■ Work required:
Where the word "every" occurs in a line, return that line.

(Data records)
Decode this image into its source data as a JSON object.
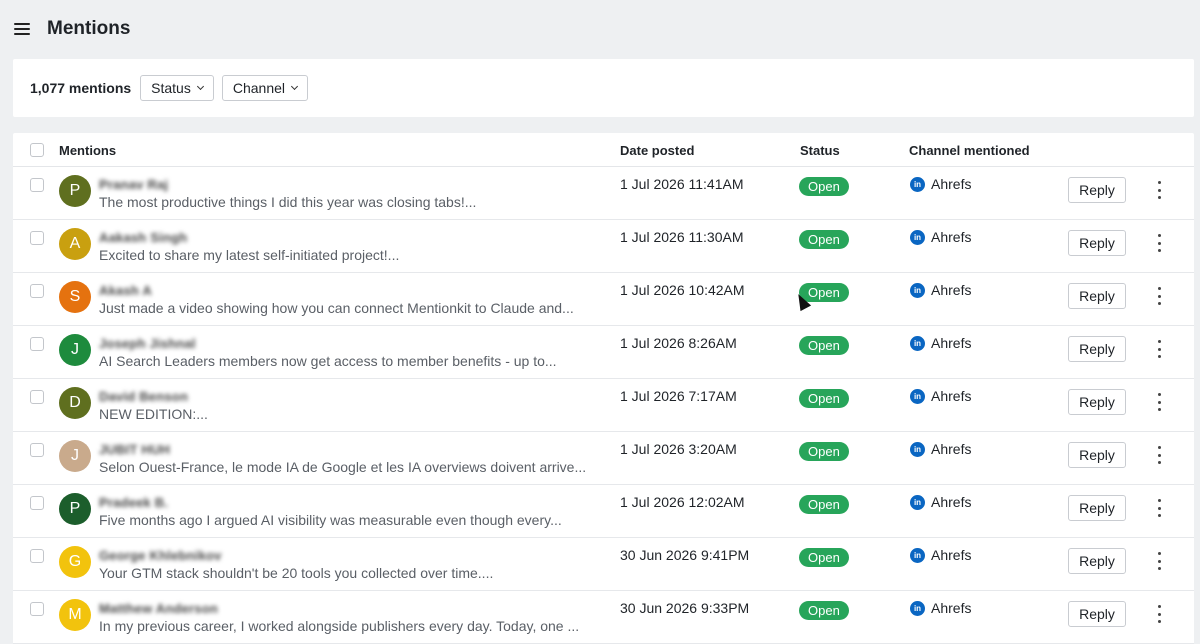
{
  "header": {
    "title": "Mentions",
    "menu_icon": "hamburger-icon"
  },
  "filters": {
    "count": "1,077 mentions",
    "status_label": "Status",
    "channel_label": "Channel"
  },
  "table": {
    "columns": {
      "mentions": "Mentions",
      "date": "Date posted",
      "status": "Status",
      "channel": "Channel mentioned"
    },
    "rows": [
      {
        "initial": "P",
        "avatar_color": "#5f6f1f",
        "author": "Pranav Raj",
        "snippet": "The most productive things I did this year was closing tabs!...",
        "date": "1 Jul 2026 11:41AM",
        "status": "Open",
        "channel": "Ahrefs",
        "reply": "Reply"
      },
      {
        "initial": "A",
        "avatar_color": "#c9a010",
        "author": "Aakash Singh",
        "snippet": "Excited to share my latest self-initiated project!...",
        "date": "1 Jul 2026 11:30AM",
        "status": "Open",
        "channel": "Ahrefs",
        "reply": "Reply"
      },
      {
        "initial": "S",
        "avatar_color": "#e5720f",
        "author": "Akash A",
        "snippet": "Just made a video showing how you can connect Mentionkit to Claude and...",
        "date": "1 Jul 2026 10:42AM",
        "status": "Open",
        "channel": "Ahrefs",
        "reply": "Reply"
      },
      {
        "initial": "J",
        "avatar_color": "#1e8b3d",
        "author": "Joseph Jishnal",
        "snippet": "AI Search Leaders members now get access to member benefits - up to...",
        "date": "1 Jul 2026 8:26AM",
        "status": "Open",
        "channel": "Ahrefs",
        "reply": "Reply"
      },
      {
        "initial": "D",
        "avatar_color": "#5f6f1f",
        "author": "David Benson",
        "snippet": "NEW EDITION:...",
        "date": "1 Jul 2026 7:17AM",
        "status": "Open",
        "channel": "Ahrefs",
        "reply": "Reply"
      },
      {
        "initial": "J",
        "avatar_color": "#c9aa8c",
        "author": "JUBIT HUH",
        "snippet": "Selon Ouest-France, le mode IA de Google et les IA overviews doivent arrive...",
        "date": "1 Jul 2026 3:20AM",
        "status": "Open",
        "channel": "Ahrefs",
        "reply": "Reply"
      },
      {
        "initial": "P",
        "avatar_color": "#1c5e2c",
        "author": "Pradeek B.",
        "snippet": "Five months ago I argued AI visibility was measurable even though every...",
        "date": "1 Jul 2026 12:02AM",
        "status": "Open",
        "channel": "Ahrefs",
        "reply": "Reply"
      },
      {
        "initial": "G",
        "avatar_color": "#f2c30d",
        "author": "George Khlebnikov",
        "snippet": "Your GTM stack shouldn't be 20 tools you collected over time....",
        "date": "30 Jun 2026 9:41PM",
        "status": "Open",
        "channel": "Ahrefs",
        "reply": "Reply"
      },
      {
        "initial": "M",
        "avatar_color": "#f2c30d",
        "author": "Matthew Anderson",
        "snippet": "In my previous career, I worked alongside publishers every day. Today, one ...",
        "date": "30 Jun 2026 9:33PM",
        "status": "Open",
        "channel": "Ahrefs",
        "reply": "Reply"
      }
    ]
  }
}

■ Final answer:
        "snippet": "Five months ago I argued AI visibility was measurable even though every...",
        "snippet": "In my previous career, I worked alongside publishers every day. Today, one ...",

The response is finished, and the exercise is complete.